- _Data shown_
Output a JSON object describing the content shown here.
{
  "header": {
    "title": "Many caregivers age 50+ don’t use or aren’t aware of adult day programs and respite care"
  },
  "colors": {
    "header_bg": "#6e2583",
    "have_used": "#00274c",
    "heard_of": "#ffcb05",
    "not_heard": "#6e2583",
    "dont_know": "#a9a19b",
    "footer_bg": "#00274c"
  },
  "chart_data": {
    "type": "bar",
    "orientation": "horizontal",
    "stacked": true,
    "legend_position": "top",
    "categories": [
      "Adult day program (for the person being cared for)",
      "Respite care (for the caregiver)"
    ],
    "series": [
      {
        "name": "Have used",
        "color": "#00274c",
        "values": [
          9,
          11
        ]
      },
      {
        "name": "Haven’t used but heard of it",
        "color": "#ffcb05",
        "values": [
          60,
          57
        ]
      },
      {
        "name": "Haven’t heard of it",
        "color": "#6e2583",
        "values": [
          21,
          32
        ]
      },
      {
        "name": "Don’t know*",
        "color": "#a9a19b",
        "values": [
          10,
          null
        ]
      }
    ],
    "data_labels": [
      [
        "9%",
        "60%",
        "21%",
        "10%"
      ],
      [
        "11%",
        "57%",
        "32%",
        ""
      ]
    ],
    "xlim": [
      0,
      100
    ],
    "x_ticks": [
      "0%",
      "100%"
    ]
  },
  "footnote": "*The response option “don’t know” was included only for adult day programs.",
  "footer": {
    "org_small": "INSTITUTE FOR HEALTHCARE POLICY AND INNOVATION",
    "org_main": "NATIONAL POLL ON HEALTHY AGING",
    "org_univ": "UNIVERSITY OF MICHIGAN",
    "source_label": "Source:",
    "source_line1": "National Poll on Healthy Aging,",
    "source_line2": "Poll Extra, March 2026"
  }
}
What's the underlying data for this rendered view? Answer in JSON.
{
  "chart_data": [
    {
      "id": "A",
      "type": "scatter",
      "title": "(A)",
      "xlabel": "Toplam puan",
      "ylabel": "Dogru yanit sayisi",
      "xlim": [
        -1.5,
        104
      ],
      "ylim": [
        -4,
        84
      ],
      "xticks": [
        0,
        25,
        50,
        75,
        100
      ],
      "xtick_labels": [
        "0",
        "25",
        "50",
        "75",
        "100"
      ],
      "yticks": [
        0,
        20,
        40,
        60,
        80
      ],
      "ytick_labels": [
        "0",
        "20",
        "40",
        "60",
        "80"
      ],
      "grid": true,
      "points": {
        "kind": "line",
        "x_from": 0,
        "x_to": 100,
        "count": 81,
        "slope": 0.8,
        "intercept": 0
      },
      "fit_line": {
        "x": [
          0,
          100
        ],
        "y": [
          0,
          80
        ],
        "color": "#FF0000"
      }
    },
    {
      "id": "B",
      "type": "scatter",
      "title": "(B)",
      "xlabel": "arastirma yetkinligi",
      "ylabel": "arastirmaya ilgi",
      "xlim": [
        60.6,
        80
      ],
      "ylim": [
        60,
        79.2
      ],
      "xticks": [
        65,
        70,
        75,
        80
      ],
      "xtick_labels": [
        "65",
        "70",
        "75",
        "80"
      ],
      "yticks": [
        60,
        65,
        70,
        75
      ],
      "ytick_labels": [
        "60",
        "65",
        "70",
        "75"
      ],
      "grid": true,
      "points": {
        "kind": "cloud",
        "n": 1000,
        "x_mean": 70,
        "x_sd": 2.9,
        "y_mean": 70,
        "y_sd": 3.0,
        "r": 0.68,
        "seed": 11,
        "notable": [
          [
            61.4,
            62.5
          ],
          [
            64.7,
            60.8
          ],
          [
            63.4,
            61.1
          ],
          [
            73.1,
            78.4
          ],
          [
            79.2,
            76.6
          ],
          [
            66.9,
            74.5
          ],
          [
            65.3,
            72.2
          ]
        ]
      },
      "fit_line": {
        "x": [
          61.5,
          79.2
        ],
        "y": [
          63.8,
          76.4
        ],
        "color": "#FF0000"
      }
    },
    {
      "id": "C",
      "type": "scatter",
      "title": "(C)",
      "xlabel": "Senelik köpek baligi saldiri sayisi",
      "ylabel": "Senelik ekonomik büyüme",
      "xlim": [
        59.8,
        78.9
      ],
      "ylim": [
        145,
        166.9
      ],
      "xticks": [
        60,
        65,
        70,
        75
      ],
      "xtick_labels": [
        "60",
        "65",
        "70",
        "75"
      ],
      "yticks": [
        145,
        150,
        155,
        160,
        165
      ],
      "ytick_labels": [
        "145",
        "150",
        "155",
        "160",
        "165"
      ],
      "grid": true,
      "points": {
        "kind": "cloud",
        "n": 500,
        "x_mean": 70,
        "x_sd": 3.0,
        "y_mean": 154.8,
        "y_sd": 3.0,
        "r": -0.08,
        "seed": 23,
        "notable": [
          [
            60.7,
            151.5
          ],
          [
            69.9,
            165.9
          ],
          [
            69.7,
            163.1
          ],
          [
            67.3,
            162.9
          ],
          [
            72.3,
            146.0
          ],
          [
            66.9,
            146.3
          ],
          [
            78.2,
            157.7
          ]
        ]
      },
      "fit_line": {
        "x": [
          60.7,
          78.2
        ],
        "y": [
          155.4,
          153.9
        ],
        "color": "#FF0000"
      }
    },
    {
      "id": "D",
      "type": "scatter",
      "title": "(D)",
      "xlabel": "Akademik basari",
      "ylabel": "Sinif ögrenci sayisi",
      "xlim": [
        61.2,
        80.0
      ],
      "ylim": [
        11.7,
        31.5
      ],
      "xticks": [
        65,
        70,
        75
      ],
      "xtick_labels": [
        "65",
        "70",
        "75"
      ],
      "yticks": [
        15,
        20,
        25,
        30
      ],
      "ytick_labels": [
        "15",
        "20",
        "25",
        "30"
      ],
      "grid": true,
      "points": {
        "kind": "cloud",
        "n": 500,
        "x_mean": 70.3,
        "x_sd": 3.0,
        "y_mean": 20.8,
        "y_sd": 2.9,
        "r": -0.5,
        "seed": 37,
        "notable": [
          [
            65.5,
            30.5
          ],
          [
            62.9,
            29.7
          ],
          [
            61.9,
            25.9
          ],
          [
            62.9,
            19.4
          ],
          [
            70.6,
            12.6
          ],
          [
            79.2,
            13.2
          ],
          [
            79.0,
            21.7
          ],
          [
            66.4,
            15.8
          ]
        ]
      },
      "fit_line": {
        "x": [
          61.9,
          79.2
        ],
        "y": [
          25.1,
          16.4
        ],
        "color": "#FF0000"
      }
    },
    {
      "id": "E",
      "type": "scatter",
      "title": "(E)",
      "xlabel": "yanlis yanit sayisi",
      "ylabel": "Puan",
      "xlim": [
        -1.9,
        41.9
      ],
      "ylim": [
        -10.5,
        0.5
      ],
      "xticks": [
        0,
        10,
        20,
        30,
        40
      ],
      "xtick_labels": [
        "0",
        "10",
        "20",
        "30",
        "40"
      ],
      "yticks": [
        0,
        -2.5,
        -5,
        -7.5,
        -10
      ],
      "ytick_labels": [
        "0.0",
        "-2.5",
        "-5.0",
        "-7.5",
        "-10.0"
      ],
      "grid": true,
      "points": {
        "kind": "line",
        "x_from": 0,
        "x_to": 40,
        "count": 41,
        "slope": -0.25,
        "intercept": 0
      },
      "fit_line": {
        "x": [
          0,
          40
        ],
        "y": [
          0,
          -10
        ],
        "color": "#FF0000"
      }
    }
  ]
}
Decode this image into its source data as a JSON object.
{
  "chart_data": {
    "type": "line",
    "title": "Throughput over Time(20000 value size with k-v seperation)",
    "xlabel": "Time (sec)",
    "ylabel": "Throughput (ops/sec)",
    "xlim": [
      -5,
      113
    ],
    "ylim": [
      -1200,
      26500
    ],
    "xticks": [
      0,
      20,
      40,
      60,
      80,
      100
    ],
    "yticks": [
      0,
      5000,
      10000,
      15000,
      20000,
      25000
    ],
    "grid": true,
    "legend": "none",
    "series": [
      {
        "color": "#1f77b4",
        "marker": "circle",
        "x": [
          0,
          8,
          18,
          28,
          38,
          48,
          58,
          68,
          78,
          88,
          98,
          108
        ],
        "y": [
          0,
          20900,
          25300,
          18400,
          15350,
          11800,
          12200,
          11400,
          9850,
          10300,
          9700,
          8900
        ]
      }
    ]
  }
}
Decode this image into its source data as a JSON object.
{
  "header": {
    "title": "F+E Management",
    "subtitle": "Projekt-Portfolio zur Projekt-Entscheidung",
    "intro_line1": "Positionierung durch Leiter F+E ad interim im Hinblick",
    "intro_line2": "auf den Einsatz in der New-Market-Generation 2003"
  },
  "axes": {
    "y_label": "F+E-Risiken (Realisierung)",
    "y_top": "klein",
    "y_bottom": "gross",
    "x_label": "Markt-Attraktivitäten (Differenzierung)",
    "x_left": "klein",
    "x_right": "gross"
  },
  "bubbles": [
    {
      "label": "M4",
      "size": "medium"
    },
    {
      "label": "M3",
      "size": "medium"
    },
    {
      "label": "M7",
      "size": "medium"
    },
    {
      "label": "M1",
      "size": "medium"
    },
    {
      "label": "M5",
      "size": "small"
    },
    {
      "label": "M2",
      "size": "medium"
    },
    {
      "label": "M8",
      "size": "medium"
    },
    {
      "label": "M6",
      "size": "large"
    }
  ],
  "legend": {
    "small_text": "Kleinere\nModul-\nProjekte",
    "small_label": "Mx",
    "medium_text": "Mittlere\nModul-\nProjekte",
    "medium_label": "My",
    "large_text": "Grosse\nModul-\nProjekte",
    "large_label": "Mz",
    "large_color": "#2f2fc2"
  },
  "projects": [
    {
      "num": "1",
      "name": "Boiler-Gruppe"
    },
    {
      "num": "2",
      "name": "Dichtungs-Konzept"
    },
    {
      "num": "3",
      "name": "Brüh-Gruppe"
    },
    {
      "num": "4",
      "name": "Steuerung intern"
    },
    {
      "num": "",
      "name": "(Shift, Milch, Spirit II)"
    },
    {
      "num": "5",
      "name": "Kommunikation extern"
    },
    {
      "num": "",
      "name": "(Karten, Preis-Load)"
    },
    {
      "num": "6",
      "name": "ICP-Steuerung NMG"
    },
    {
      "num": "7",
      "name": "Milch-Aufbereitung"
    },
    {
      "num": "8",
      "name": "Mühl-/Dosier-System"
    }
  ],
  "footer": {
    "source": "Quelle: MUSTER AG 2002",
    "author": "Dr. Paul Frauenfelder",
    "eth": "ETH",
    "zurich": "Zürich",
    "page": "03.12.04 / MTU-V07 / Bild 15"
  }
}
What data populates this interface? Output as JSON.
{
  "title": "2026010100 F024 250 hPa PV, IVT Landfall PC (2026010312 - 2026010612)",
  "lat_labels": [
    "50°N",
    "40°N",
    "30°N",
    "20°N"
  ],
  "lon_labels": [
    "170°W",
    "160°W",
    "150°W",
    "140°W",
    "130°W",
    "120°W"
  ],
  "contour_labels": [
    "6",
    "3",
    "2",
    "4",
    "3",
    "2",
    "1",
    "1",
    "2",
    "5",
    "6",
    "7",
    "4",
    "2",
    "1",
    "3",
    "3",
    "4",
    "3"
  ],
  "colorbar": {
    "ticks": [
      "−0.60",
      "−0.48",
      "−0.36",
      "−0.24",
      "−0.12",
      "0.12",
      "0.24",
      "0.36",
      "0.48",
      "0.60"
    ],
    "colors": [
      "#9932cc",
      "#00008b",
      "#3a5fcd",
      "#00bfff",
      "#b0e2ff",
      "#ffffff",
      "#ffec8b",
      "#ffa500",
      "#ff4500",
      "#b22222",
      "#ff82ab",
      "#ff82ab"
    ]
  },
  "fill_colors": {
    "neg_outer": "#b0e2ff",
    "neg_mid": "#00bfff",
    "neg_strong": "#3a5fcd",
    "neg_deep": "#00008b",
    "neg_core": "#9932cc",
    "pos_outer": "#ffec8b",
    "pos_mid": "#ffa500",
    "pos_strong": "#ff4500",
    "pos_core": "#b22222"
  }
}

- _Work to do_
Pull out each line of the listing that holds the string "Output".

- _Exercise response_
Output a JSON object describing the content shown here.
What data populates this interface? Output as JSON.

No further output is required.